## GIVEN PASSAGE

----------

February 25, 2015 Leave a comment

For fans of the .380 ACP and the mini Glock 26, the new Glock 42 .380 is a welcome, long-awaited addition to Glock’s line of lightweight, compact pistols. The Glock 42 combines the best features of the .380 ACP and Glock mini 26 into a pocket dynamo with a punch.glock 42

The Glock 42 .380 is a single-stack gun, which allows for a thinner design — always a consideration for CCW.

It’s a locked breech system designed to operate exactly like the larger Glock 26, thus providing an easy learning curve for Glock 42 owners.

The locked breech allows for a lighter gun, but limits caliber size.

The Glock 42 barrel is a mere 3.25 inches long and the frame itself is less than an inch wide at .94 inches.

Author and policeman Scott W. Wagner describes his excitement at USConcealedCarry.com when he first learned of the Glock 42 introduction:

“I thought that Glock would simply produce the European mini-Glock 28 on American shores and let it go at that. Was I ever wrong. Glock has developed an all-new pistol that makes more effective use of the compact and mild-mannered .380 cartridge.” (Read more at USConcealedCarry.com)

----------

## DATA
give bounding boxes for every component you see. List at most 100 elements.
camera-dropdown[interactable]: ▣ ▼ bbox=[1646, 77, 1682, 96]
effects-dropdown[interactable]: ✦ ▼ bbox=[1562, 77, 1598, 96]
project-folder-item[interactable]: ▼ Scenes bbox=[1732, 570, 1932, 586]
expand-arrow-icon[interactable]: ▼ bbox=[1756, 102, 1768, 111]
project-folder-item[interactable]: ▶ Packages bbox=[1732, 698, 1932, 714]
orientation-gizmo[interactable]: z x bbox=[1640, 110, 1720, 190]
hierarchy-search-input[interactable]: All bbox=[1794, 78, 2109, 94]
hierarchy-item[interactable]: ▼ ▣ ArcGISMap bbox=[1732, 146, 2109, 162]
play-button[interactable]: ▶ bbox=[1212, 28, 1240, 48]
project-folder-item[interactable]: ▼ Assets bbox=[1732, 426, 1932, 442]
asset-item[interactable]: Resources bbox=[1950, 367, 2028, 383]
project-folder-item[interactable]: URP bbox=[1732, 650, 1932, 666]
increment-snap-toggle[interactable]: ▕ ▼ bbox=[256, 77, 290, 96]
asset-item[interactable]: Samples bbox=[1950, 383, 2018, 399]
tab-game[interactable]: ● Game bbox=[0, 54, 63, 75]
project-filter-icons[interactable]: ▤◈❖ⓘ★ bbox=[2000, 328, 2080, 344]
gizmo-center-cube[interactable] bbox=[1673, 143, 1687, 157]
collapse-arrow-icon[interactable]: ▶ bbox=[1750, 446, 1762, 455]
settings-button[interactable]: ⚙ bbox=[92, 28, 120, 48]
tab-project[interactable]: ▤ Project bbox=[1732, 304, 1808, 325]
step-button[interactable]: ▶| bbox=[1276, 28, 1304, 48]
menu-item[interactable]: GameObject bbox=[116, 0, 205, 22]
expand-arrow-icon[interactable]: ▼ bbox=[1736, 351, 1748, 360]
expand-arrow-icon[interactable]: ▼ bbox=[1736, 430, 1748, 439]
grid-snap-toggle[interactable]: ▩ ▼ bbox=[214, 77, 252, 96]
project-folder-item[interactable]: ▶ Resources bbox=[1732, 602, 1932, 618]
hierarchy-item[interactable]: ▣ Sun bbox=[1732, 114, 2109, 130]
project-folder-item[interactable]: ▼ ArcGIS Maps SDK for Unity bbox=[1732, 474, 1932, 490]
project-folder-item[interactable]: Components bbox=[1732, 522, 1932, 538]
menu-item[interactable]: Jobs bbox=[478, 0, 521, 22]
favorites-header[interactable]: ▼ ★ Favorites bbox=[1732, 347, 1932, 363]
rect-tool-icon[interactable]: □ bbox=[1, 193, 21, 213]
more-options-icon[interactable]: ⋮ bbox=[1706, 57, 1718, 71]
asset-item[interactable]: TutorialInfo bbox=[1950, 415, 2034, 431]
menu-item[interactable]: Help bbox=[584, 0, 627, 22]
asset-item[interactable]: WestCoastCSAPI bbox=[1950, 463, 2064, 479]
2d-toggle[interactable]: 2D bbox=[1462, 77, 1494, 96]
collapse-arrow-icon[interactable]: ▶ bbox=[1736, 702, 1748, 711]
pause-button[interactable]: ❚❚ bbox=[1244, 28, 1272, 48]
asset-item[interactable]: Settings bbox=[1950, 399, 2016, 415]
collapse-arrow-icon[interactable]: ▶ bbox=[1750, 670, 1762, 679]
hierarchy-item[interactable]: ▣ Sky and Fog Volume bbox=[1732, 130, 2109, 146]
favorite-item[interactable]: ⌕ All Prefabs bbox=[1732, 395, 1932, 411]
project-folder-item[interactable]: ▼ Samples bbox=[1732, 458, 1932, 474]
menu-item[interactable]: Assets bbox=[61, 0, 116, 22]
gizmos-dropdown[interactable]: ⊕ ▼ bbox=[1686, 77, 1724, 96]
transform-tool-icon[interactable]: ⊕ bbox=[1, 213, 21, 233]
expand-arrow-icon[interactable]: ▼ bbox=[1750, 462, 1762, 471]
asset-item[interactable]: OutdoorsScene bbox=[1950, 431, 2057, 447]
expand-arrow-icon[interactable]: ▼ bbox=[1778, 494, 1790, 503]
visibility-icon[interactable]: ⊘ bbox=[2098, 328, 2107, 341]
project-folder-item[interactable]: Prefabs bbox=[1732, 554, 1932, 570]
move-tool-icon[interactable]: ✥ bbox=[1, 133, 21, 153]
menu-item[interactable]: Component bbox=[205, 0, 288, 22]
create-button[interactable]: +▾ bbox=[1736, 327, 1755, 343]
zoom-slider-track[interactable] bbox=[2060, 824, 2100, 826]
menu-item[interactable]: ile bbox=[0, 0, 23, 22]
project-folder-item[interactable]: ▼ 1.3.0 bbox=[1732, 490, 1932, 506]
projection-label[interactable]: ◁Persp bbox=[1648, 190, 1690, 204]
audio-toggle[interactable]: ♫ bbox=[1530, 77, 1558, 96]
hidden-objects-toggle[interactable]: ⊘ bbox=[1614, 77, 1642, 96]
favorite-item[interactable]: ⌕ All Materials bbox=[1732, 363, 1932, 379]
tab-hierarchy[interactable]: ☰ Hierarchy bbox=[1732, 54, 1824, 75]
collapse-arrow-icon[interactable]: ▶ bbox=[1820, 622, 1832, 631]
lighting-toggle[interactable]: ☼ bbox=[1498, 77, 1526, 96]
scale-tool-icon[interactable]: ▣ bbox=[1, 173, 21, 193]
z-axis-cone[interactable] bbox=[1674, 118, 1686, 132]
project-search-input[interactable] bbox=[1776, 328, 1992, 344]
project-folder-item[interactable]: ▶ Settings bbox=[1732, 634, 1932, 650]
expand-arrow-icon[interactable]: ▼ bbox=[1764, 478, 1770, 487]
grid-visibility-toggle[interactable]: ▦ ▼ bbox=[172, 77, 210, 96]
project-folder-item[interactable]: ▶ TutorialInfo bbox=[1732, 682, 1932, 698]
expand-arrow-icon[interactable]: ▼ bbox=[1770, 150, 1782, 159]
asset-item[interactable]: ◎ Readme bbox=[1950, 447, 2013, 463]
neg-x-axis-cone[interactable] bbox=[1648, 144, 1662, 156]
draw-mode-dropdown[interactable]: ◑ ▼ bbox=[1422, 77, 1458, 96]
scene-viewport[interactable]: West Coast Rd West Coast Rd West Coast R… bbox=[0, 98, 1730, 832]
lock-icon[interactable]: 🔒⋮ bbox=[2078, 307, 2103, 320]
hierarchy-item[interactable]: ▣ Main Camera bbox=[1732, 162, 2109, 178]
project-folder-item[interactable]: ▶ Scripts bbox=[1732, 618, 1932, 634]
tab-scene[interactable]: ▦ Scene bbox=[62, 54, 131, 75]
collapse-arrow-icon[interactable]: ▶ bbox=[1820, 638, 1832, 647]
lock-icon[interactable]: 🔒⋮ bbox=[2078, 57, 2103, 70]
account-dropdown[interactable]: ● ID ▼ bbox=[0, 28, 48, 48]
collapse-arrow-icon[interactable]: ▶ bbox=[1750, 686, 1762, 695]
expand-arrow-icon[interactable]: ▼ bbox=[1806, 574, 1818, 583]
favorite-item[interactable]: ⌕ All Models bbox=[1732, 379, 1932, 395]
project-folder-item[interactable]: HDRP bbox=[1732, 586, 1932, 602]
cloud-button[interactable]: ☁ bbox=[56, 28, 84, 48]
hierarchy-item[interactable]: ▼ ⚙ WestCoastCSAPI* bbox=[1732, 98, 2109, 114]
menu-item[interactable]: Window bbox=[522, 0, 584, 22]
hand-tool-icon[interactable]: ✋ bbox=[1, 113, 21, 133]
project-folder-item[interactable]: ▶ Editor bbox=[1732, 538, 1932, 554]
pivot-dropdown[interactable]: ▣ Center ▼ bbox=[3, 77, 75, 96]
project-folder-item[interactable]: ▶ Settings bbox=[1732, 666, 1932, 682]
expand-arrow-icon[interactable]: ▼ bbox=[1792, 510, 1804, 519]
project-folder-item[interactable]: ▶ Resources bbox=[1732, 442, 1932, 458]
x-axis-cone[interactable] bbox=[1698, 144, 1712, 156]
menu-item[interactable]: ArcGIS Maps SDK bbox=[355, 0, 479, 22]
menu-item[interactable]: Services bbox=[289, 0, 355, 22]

----------

## BRIEF 1
In the Glock 42 passage, how wide is the pistol's frame?
## BRIEF 2
Pick up the Glock 42 passage after its final sentence and continue it.

## TASK OUTPUT 1
The frame is less than an inch wide, at .94 inches.

## TASK OUTPUT 2
During field tests, the Glock 42 experienced no problems with the tester in various firing positions. The ammo used was Winchester “white box” .380 with 95-grain FMJ truncated cone bullets. The gun performed without malfunction repeatedly through seven rounds.

However at the police range where the testing took place, at least one officer reported problems with the cycling and feeding mechanisms of the gun. After a period of trial and error, it was determined that the Glock 42 needs a firmer than normal grip when firing.

The narrow design of the gun allows a more natural feel to the grip, which may cause a tendency for the shooter to relax more while firing, causing what is known as “limp wristing.”

Limp wristing occurs when the shooter does not provide a stable foundation for the slide to move backward while allowing the muzzle to lift at the same time, thereby decreasing the backward force. This can easily cause cycling issues.

While a firm grip is recommended when firing any pistol, it’s especially crucial for the diminutive Glock 42.  Its 13.7 ounce weight combined with decent power is a recipe for unwanted random motion when pulling the trigger if a strong, steady grip is not maintained.

The Glock 42’s are in high demand and difficult to find. If you’re in the market for an excellent concealed carry weapon, pick one up if you see one.  It may be awhile before you get another chance.